**PROMPT**
Quote precisely the final stretch of the listing: start at the line containing "What text is on this page?" and stop after the last line.

**INPUT**
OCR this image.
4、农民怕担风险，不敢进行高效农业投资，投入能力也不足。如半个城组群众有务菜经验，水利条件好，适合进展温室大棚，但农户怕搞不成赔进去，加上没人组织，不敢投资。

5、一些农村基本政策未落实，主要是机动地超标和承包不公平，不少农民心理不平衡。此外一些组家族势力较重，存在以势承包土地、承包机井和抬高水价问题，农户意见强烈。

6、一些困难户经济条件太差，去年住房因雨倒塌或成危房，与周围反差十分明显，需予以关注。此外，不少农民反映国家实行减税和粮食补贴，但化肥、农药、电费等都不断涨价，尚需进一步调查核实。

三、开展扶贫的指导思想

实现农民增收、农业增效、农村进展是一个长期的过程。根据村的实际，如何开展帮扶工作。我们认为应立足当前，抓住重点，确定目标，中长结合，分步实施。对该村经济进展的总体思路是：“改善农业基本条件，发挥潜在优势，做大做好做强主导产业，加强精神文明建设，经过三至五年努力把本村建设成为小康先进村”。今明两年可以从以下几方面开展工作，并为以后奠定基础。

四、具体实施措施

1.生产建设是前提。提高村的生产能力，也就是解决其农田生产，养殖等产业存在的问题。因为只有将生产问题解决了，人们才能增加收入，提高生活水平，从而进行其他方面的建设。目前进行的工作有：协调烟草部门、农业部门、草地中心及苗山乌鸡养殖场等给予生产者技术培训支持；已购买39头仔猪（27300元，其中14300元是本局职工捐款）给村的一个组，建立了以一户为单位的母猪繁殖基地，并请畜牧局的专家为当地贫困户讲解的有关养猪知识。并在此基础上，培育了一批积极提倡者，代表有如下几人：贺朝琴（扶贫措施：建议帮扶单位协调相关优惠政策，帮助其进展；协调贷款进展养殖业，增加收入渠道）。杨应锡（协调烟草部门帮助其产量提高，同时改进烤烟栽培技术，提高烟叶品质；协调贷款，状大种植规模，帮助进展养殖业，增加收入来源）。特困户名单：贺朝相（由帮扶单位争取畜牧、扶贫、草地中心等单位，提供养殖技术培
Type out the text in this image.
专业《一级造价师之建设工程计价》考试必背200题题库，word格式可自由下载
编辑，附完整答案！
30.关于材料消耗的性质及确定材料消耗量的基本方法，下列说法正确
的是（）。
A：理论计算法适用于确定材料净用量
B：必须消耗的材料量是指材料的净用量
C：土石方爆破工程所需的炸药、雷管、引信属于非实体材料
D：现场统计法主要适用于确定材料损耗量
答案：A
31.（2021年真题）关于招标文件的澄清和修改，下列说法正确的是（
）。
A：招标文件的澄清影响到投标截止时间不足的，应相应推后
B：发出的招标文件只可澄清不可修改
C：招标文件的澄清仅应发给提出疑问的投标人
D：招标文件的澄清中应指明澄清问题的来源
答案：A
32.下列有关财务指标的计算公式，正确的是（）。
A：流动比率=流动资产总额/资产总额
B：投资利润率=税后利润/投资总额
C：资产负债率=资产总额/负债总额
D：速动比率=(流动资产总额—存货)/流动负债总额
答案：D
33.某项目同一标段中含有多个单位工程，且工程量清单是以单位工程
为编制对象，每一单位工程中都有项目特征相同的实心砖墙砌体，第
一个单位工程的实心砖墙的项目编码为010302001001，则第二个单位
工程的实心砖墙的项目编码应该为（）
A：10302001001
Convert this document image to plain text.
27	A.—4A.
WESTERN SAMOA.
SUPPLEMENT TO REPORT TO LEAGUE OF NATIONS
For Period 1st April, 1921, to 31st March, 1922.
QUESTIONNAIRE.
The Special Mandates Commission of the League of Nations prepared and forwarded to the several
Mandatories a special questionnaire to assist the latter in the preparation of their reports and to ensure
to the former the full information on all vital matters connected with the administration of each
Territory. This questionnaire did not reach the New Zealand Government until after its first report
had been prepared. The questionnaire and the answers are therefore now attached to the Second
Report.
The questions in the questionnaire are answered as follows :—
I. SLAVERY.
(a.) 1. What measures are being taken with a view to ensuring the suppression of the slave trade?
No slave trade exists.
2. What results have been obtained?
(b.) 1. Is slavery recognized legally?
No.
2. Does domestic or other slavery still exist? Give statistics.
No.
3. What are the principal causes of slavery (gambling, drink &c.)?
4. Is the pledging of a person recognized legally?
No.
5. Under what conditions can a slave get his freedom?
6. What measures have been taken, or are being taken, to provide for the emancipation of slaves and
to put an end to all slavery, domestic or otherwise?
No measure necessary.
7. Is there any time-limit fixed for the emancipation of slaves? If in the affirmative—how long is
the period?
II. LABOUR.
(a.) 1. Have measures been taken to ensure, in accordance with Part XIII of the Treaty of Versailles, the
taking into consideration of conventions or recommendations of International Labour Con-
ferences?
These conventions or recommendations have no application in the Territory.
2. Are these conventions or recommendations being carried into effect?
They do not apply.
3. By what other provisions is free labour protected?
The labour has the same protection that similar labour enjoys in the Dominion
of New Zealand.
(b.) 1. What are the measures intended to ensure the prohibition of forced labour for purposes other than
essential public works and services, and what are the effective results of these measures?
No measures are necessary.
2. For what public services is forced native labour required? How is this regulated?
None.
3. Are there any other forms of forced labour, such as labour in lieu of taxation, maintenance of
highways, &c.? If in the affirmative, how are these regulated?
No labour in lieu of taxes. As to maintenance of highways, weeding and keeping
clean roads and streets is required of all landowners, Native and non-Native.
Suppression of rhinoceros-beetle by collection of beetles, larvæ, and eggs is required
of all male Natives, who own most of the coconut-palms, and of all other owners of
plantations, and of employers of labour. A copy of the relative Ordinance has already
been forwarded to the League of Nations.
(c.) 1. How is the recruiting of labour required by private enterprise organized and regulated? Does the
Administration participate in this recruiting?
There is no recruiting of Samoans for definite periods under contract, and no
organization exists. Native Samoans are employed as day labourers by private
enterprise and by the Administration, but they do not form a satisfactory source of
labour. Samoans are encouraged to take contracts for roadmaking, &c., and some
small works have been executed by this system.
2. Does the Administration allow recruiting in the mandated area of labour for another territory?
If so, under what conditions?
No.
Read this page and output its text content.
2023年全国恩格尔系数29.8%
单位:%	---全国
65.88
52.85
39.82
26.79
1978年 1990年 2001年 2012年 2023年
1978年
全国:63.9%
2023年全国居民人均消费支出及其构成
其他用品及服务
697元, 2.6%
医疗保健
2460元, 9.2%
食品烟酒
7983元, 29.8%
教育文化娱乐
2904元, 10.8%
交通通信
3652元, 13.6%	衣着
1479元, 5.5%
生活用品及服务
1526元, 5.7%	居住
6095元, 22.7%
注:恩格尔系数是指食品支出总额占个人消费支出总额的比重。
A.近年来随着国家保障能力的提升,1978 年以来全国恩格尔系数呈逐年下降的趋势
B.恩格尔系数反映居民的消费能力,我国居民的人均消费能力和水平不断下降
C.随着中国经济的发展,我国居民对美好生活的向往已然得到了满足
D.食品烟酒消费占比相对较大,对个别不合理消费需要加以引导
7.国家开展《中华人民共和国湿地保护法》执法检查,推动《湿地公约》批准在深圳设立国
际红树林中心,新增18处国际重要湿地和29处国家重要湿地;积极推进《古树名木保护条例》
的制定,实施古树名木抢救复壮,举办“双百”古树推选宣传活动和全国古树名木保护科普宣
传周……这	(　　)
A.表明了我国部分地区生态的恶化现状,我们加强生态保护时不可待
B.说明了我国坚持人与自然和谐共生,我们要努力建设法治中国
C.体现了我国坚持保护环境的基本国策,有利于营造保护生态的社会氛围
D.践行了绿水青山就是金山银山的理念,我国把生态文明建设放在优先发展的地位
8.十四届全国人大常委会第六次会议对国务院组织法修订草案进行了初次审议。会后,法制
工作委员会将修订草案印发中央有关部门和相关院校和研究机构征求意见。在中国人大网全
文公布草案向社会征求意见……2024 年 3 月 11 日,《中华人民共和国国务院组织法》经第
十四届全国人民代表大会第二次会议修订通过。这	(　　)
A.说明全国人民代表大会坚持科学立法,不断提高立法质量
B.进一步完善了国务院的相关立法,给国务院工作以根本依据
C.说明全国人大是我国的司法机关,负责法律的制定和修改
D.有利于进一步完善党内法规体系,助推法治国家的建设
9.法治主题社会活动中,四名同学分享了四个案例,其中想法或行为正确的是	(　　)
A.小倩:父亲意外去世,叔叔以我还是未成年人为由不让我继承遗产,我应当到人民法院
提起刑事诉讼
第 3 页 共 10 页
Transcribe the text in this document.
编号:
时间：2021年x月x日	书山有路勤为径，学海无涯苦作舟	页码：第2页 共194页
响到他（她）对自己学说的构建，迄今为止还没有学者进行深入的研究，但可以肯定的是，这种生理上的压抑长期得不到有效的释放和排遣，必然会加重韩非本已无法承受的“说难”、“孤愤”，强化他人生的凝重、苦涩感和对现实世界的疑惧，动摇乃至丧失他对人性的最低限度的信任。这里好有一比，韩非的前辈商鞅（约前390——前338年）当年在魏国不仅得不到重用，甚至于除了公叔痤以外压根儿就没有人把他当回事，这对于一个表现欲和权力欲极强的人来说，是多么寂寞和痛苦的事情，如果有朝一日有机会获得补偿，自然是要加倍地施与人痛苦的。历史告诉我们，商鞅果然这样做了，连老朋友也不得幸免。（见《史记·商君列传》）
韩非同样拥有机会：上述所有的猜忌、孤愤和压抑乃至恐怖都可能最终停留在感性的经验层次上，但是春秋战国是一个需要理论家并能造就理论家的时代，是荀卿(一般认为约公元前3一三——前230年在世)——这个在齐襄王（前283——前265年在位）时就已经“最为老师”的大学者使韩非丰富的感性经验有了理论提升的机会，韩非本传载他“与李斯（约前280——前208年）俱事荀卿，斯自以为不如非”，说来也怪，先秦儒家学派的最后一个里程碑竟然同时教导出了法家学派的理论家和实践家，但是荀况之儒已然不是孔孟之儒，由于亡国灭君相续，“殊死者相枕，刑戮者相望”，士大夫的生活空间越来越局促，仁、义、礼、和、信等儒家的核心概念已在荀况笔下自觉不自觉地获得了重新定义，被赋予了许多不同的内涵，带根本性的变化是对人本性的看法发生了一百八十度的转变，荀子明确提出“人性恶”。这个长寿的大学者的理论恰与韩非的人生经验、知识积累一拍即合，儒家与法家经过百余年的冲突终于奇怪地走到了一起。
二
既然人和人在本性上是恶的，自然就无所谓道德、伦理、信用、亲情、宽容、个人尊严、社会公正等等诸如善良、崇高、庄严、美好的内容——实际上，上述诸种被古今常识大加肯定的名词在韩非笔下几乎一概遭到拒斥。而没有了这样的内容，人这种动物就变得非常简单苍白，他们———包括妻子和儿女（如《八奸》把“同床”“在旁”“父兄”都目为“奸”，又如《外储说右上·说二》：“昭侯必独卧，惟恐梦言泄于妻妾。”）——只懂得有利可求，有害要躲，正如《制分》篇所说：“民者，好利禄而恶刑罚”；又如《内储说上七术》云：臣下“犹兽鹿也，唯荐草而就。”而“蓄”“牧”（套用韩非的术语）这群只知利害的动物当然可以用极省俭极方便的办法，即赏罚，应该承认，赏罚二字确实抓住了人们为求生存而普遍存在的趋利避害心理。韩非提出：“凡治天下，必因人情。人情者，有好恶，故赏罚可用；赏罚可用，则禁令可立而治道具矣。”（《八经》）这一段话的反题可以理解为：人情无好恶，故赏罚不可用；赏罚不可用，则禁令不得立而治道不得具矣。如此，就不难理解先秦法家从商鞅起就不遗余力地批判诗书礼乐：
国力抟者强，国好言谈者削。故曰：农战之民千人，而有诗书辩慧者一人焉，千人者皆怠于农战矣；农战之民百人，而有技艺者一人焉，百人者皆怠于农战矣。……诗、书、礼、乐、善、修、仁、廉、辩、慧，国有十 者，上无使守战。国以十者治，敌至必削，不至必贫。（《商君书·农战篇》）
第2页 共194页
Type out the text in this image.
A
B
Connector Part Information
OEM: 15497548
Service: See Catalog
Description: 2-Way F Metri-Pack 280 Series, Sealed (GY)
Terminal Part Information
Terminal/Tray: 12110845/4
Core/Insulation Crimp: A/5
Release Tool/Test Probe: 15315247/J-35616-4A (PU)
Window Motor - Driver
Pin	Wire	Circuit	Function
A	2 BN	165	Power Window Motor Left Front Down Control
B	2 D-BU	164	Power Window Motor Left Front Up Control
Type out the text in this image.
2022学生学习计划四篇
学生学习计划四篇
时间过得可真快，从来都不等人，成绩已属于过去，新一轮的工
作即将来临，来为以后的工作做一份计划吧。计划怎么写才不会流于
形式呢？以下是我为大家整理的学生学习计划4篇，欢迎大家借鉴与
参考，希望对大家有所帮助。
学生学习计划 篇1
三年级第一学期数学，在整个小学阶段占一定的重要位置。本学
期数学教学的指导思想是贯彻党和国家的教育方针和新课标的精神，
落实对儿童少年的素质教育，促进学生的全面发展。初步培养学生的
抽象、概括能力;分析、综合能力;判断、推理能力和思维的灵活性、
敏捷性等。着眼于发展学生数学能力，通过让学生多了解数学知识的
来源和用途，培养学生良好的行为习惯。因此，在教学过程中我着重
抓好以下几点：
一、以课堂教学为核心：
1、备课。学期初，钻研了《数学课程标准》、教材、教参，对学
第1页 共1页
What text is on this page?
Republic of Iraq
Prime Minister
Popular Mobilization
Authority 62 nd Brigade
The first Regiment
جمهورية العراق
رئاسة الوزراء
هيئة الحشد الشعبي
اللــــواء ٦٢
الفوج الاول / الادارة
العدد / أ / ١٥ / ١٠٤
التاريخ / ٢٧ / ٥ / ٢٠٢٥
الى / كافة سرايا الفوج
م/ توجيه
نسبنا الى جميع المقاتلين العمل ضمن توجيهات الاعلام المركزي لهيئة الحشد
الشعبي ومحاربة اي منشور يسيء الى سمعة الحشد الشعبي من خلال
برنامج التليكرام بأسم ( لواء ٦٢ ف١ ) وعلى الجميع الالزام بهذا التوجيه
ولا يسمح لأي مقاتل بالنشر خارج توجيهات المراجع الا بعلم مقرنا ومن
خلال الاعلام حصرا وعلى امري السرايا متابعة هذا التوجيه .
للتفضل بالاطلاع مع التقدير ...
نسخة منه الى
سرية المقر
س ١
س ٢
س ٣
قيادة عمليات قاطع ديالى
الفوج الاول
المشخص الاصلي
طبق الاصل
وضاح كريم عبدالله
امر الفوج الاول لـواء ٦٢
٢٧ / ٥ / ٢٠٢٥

**TASK RESULT**
What text is on this page?
Republic of Iraq
Prime Minister
Popular Mobilization
Authority 62 nd Brigade
The first Regiment
جمهورية العراق
رئاسة الوزراء
هيئة الحشد الشعبي
اللــــواء ٦٢
الفوج الاول / الادارة
العدد / أ / ١٥ / ١٠٤
التاريخ / ٢٧ / ٥ / ٢٠٢٥
الى / كافة سرايا الفوج
م/ توجيه
نسبنا الى جميع المقاتلين العمل ضمن توجيهات الاعلام المركزي لهيئة الحشد
الشعبي ومحاربة اي منشور يسيء الى سمعة الحشد الشعبي من خلال
برنامج التليكرام بأسم ( لواء ٦٢ ف١ ) وعلى الجميع الالزام بهذا التوجيه
ولا يسمح لأي مقاتل بالنشر خارج توجيهات المراجع الا بعلم مقرنا ومن
خلال الاعلام حصرا وعلى امري السرايا متابعة هذا التوجيه .
للتفضل بالاطلاع مع التقدير ...
نسخة منه الى
سرية المقر
س ١
س ٢
س ٣
قيادة عمليات قاطع ديالى
الفوج الاول
المشخص الاصلي
طبق الاصل
وضاح كريم عبدالله
امر الفوج الاول لـواء ٦٢
٢٧ / ٥ / ٢٠٢٥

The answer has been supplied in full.